» **Stated goal**:
Give the number of lines in the listing below that include the word "Negara", with nothing more.

» **Supplied records**:

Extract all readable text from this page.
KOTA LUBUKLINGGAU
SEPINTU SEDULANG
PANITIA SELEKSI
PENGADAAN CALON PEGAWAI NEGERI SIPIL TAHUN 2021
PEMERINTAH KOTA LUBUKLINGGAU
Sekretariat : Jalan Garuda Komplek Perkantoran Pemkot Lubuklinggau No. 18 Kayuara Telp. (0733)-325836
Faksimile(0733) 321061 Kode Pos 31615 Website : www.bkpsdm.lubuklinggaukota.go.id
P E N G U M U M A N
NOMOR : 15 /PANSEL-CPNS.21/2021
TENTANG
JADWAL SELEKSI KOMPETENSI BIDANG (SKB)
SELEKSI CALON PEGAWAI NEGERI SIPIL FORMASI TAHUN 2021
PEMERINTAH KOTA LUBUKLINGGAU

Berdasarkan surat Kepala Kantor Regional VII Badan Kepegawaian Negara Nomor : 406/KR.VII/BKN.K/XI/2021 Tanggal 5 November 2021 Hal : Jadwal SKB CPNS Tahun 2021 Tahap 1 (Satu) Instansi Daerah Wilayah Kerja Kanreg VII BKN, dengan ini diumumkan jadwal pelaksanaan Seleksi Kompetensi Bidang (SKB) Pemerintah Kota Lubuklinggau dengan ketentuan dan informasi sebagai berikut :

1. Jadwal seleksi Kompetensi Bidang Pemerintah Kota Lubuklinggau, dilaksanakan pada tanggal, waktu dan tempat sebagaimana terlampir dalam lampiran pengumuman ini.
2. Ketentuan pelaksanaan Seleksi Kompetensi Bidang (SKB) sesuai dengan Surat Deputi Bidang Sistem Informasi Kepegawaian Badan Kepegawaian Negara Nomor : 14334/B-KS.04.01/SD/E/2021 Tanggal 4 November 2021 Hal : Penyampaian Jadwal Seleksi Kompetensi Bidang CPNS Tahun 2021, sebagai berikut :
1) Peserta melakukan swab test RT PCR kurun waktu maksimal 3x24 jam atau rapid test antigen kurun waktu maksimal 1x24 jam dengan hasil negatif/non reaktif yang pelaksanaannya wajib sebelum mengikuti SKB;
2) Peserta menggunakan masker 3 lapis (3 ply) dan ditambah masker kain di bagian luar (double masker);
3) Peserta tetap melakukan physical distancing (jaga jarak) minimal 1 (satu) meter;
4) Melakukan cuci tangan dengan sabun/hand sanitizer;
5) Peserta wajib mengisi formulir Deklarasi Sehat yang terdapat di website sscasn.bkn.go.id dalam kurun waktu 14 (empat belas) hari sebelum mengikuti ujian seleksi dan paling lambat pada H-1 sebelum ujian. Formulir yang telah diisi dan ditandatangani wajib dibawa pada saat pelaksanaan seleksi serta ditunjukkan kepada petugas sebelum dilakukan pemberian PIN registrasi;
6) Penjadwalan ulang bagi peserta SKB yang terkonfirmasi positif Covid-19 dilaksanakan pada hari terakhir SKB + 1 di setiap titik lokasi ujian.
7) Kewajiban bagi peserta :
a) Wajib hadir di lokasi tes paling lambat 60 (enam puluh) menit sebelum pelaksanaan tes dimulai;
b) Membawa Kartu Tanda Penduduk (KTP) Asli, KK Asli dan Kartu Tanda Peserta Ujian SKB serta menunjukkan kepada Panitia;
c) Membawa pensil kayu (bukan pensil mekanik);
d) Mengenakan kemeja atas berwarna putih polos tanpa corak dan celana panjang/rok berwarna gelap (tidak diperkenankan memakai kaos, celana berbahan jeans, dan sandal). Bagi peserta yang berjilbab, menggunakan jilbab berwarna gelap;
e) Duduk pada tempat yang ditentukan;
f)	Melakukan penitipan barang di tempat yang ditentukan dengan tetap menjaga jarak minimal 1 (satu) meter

==

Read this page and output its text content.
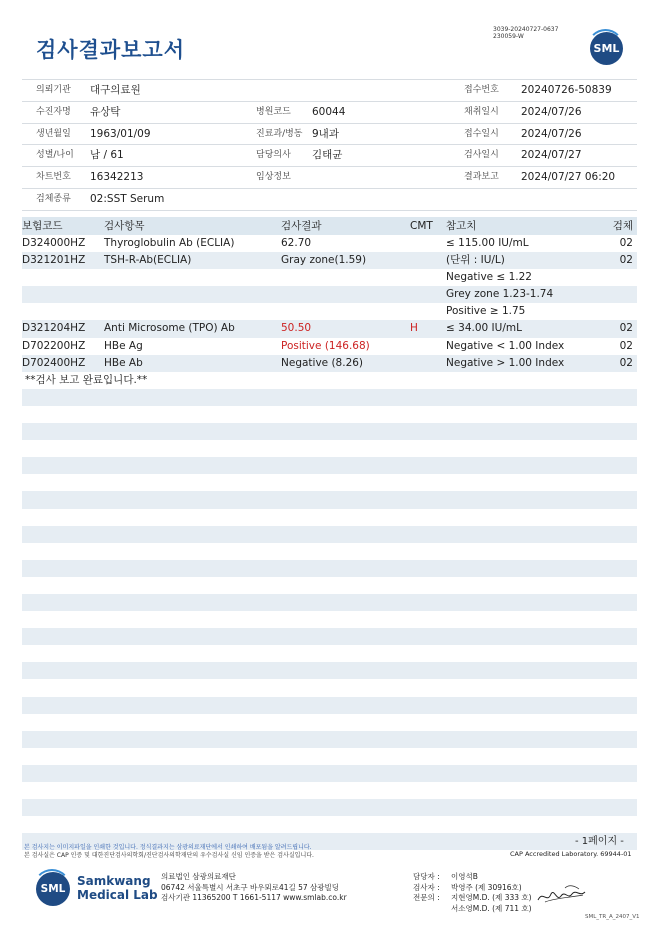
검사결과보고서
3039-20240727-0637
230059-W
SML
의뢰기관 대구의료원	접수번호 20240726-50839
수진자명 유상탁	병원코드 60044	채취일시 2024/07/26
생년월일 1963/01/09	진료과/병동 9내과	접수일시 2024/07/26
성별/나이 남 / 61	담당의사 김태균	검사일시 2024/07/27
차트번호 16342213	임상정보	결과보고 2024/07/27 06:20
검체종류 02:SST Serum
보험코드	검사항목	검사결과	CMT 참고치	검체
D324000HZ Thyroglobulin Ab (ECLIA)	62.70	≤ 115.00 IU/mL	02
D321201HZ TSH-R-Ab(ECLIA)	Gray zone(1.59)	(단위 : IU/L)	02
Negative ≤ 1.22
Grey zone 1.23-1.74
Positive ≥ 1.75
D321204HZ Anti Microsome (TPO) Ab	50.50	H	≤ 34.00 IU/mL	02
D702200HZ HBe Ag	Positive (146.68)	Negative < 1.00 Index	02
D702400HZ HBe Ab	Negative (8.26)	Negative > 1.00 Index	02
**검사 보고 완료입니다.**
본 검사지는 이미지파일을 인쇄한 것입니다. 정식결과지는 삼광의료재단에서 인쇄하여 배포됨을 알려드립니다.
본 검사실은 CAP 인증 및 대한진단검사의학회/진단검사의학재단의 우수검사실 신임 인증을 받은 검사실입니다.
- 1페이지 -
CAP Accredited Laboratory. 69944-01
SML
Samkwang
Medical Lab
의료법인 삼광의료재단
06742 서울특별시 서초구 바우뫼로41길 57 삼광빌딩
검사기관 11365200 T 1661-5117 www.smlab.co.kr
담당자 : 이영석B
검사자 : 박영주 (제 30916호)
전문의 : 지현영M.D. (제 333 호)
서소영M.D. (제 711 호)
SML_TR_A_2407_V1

» **Exercise result**:
2